→ **Supplied material**:
%%
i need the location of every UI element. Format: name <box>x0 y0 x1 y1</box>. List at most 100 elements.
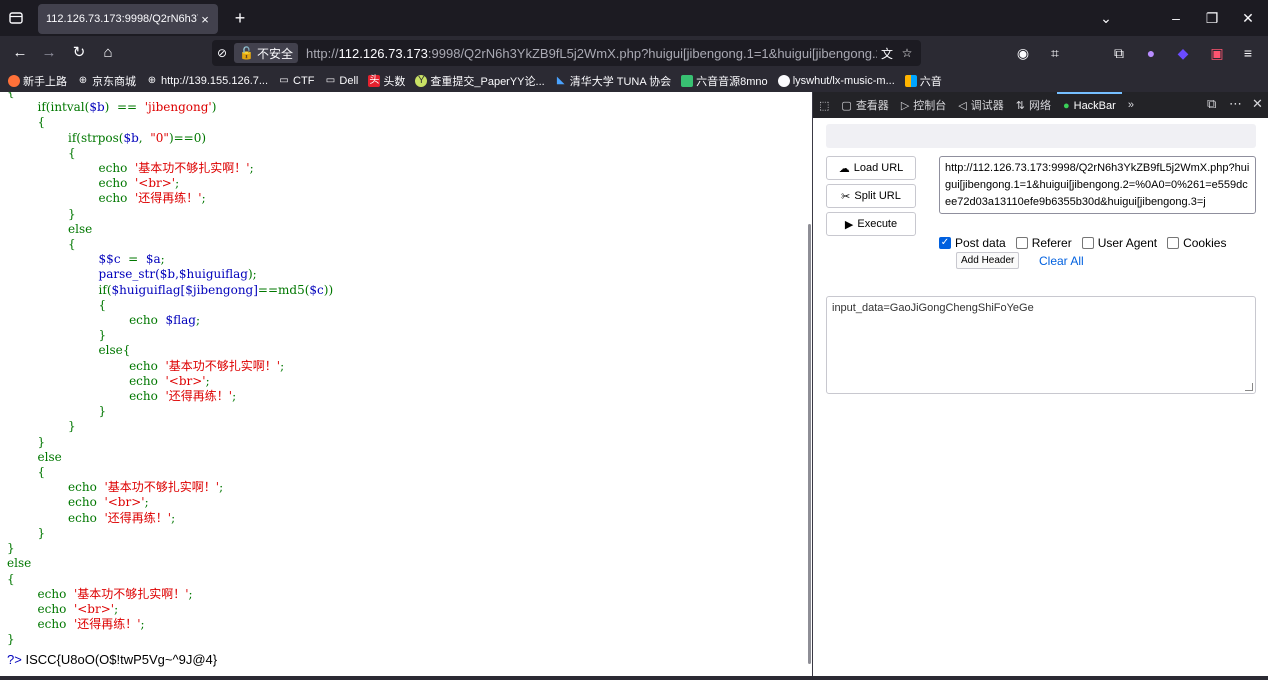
tab-label: HackBar <box>1073 100 1116 112</box>
back-arrow-icon[interactable]: ← <box>9 42 31 64</box>
devtools-menu-icon[interactable]: ⋯ <box>1229 96 1242 112</box>
inspector-icon: ▢ <box>841 99 852 112</box>
flag-output: ISCC{U8oO(O$!twP5Vg~^9J@4} <box>25 652 218 667</box>
url-host: 112.126.73.173 <box>338 45 428 61</box>
bookmark-item[interactable]: ⊕ http://139.155.126.7... <box>146 75 268 87</box>
dock-side-icon[interactable]: ⧉ <box>1207 96 1216 112</box>
bookmark-folder[interactable]: ▭ CTF <box>278 75 314 87</box>
tab-debugger[interactable]: ◁ 调试器 <box>952 92 1009 118</box>
tab-list-button[interactable] <box>6 8 26 28</box>
insecure-label: 不安全 <box>256 46 293 61</box>
tab-network[interactable]: ⇅ 网络 <box>1010 92 1057 118</box>
button-label: Execute <box>857 218 898 230</box>
bookmark-item[interactable]: ◣ 清华大学 TUNA 协会 <box>555 73 671 89</box>
close-window-icon[interactable]: ✕ <box>1238 8 1258 28</box>
post-data-checkbox[interactable]: ✓ Post data <box>939 236 1006 250</box>
tab-label: 调试器 <box>970 100 1004 112</box>
globe-icon: ⊕ <box>78 75 88 86</box>
home-icon[interactable]: ⌂ <box>97 42 119 64</box>
bookmark-item[interactable]: 六音音源8mno <box>681 73 768 89</box>
extension-diamond-icon[interactable]: ◆ <box>1172 42 1194 64</box>
restore-icon[interactable]: ❐ <box>1202 8 1222 28</box>
tab-console[interactable]: ▷ 控制台 <box>895 92 952 118</box>
minimize-icon[interactable]: – <box>1166 8 1186 28</box>
reload-icon[interactable]: ↻ <box>68 42 90 64</box>
bottom-edge <box>0 676 1268 680</box>
user-agent-checkbox[interactable]: User Agent <box>1081 236 1157 250</box>
app-icon <box>904 75 917 87</box>
devtools-panel: ⬚ ▢ 查看器 ▷ 控制台 ◁ 调试器 ⇅ 网络 ● HackBar » ⧉ ⋯ ✕ ☁ L… <box>812 92 1268 680</box>
php-close-tag: ?> <box>7 652 22 667</box>
hackbar-url-textarea[interactable]: http://112.126.73.173:9998/Q2rN6h3YkZB9f… <box>939 156 1256 214</box>
checkbox-label: Cookies <box>1183 236 1227 250</box>
tab-hackbar[interactable]: ● HackBar <box>1056 92 1122 118</box>
add-header-button[interactable]: Add Header <box>956 252 1020 269</box>
debugger-icon: ◁ <box>958 99 967 112</box>
browser-tab-active[interactable]: 112.126.73.173:9998/Q2rN6h3Yk × <box>38 4 218 34</box>
resize-handle-icon[interactable] <box>1245 383 1253 391</box>
bookmark-item[interactable]: 新手上路 <box>8 73 67 89</box>
page-info-icon[interactable]: ⊘ <box>212 46 232 60</box>
bookmark-label: lyswhut/lx-music-m... <box>792 75 895 87</box>
execute-button[interactable]: ▶ Execute <box>826 212 916 236</box>
bookmark-star-icon[interactable]: ☆ <box>897 46 917 60</box>
paperyy-icon: Y <box>415 75 428 87</box>
bookmark-item[interactable]: 六音 <box>904 73 942 89</box>
tab-overflow-chevron-icon[interactable]: ⌄ <box>1096 8 1116 28</box>
not-secure-badge[interactable]: 🔓 不安全 <box>234 43 298 63</box>
extensions-icon[interactable]: ⧉ <box>1108 42 1130 64</box>
music-icon <box>681 75 694 87</box>
tuna-icon: ◣ <box>556 75 565 86</box>
bookmark-label: Dell <box>339 75 359 87</box>
toutiao-icon: 头 <box>368 75 381 87</box>
bookmark-label: http://139.155.126.7... <box>161 75 269 87</box>
tab-list-icon <box>9 12 23 24</box>
cookies-checkbox[interactable]: Cookies <box>1167 236 1226 250</box>
element-picker-icon[interactable]: ⬚ <box>813 92 835 118</box>
more-tabs-icon[interactable]: » <box>1122 92 1140 118</box>
post-data-textarea[interactable]: input_data=GaoJiGongChengShiFoYeGe <box>826 296 1256 394</box>
forward-arrow-icon[interactable]: → <box>38 42 60 64</box>
bookmark-item[interactable]: Y 查重提交_PaperYY论... <box>415 73 545 89</box>
screenshot-crop-icon[interactable]: ⌗ <box>1044 42 1066 64</box>
translate-icon[interactable]: 文 <box>877 45 897 62</box>
tab-title: 112.126.73.173:9998/Q2rN6h3Yk <box>46 13 198 25</box>
new-tab-button[interactable]: + <box>230 8 250 28</box>
cloud-download-icon: ☁ <box>838 162 850 175</box>
split-url-button[interactable]: ✂ Split URL <box>826 184 916 208</box>
scissors-icon: ✂ <box>841 190 851 203</box>
output-line: ?> ISCC{U8oO(O$!twP5Vg~^9J@4} <box>7 652 217 667</box>
referer-checkbox[interactable]: Referer <box>1015 236 1072 250</box>
extension-circle-icon[interactable]: ● <box>1140 42 1162 64</box>
tab-label: 网络 <box>1028 100 1051 112</box>
page-scrollbar[interactable] <box>808 224 811 664</box>
load-url-button[interactable]: ☁ Load URL <box>826 156 916 180</box>
tab-strip: 112.126.73.173:9998/Q2rN6h3Yk × + ⌄ – ❐ … <box>0 0 1268 36</box>
tab-close-icon[interactable]: × <box>198 12 212 27</box>
bookmark-label: 查重提交_PaperYY论... <box>430 76 545 88</box>
app-menu-icon[interactable]: ≡ <box>1237 42 1259 64</box>
button-label: Split URL <box>854 190 901 202</box>
account-icon[interactable]: ◉ <box>1012 42 1034 64</box>
bookmark-folder[interactable]: ▭ Dell <box>324 75 359 87</box>
bookmark-label: 新手上路 <box>23 76 67 88</box>
url-text[interactable]: http://112.126.73.173:9998/Q2rN6h3YkZB9f… <box>306 46 877 61</box>
hackbar-top-bar <box>826 124 1256 148</box>
bookmark-item[interactable]: lyswhut/lx-music-m... <box>777 75 895 87</box>
extension-badge-icon[interactable]: ▣ <box>1206 42 1228 64</box>
bookmark-label: 清华大学 TUNA 协会 <box>569 76 672 88</box>
insecure-lock-icon: 🔓 <box>239 46 254 60</box>
checkbox-label: Post data <box>955 236 1006 250</box>
bookmark-item[interactable]: ⊕ 京东商城 <box>77 73 136 89</box>
clear-all-link[interactable]: Clear All <box>1039 254 1084 268</box>
devtools-close-icon[interactable]: ✕ <box>1252 96 1263 112</box>
bookmark-item[interactable]: 头头数 <box>368 73 405 89</box>
github-icon <box>777 75 790 87</box>
tab-inspector[interactable]: ▢ 查看器 <box>835 92 894 118</box>
tab-label: 查看器 <box>855 100 889 112</box>
address-bar[interactable]: ⊘ 🔓 不安全 http://112.126.73.173:9998/Q2rN6… <box>212 40 921 66</box>
firefox-icon <box>8 75 20 87</box>
tab-label: 控制台 <box>913 100 947 112</box>
url-rest: :9998/Q2rN6h3YkZB9fL5j2WmX.php?huigui[ji… <box>427 45 877 61</box>
folder-icon: ▭ <box>279 75 289 86</box>
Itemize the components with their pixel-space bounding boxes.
%%
→ **Short problem**: Copy the lines above, starting at the line that has "tab-label: HackBar <box>1073" and stopping after the line that has "post-data-checkbox[interactable]: ✓ Post". Keep every character as it appears.

→ **Reply to the task**:
tab-label: HackBar <box>1073 100 1116 112</box>
back-arrow-icon[interactable]: ← <box>9 42 31 64</box>
devtools-menu-icon[interactable]: ⋯ <box>1229 96 1242 112</box>
inspector-icon: ▢ <box>841 99 852 112</box>
flag-output: ISCC{U8oO(O$!twP5Vg~^9J@4} <box>25 652 218 667</box>
url-host: 112.126.73.173 <box>338 45 428 61</box>
bookmark-item[interactable]: ⊕ http://139.155.126.7... <box>146 75 268 87</box>
dock-side-icon[interactable]: ⧉ <box>1207 96 1216 112</box>
bookmark-folder[interactable]: ▭ CTF <box>278 75 314 87</box>
tab-debugger[interactable]: ◁ 调试器 <box>952 92 1009 118</box>
tab-list-button[interactable] <box>6 8 26 28</box>
insecure-label: 不安全 <box>256 46 293 61</box>
tab-network[interactable]: ⇅ 网络 <box>1010 92 1057 118</box>
button-label: Execute <box>857 218 898 230</box>
bookmark-item[interactable]: ◣ 清华大学 TUNA 协会 <box>555 73 671 89</box>
close-window-icon[interactable]: ✕ <box>1238 8 1258 28</box>
post-data-checkbox[interactable]: ✓ Post data <box>939 236 1006 250</box>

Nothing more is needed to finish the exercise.